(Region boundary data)
◆ ◆ ◆ ◆ ◆

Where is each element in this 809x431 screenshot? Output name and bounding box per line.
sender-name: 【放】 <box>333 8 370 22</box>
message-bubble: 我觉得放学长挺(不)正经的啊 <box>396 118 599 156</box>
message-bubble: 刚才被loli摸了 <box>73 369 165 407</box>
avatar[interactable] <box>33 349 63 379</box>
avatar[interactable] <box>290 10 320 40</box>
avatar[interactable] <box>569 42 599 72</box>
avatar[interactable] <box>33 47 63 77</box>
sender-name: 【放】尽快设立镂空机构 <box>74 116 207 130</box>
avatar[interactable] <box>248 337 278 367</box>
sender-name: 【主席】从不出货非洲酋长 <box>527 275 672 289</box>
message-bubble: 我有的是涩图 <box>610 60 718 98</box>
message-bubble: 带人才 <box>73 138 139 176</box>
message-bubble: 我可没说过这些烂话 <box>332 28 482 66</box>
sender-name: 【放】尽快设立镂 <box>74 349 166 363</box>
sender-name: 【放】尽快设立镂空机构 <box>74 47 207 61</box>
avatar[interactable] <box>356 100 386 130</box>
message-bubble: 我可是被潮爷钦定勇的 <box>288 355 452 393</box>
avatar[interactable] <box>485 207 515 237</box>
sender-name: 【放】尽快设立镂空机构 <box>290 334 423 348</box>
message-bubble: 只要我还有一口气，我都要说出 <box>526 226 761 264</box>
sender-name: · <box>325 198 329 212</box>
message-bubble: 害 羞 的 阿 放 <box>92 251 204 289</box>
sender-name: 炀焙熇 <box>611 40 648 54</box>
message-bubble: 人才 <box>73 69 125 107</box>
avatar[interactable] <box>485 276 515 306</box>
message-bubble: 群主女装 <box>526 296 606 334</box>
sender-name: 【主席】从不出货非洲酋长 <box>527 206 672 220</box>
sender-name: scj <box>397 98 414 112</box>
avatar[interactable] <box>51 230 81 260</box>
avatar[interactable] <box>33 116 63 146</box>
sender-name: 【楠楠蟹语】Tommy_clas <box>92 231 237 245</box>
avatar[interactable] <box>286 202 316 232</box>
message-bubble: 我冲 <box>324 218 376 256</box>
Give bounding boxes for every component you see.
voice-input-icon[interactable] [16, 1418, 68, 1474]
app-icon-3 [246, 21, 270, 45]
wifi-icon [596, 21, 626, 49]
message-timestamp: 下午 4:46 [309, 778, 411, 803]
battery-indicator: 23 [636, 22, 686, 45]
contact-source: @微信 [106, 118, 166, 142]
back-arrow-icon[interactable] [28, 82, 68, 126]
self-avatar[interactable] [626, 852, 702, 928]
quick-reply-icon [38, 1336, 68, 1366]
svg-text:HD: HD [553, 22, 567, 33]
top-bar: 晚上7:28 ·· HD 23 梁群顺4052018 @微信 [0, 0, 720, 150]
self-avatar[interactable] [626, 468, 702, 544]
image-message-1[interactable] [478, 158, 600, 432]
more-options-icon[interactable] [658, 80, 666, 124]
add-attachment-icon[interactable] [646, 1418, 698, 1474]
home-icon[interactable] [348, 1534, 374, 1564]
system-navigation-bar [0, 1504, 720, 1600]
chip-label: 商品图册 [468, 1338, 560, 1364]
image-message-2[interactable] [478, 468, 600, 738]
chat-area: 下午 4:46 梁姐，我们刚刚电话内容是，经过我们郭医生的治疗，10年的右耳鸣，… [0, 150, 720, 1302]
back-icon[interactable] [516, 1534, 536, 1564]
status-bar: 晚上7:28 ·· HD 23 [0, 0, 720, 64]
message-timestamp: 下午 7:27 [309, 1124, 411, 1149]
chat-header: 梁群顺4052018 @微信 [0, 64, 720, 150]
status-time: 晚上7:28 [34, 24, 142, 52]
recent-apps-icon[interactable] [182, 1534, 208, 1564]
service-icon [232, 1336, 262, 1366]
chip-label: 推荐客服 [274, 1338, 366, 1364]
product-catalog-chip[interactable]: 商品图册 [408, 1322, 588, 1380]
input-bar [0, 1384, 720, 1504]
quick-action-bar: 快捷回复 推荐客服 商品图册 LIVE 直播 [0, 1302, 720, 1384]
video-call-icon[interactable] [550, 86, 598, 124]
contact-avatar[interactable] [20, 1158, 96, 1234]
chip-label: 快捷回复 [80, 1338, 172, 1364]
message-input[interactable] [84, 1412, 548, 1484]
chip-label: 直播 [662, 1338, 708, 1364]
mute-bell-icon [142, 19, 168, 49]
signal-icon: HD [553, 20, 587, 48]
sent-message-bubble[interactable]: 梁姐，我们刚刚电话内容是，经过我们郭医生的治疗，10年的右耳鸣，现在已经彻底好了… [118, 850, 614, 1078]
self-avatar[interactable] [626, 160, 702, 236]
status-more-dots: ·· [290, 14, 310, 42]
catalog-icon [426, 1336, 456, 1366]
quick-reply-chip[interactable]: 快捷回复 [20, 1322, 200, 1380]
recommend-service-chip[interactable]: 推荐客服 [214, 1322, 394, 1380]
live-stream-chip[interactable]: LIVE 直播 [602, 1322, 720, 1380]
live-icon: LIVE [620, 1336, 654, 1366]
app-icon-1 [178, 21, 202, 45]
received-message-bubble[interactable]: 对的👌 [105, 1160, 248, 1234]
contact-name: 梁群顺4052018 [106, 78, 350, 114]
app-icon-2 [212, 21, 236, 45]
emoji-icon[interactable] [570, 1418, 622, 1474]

◆ ◆ ◆ ◆ ◆

TASK OBJECTIVE - Return every line of the data above that contains the string "chip", treating uppercase and lowercase as different.

TASK RESPONSE -
chip-label: 商品图册 [468, 1338, 560, 1364]
chip-label: 推荐客服 [274, 1338, 366, 1364]
product-catalog-chip[interactable]: 商品图册 [408, 1322, 588, 1380]
chip-label: 快捷回复 [80, 1338, 172, 1364]
chip-label: 直播 [662, 1338, 708, 1364]
quick-reply-chip[interactable]: 快捷回复 [20, 1322, 200, 1380]
recommend-service-chip[interactable]: 推荐客服 [214, 1322, 394, 1380]
live-stream-chip[interactable]: LIVE 直播 [602, 1322, 720, 1380]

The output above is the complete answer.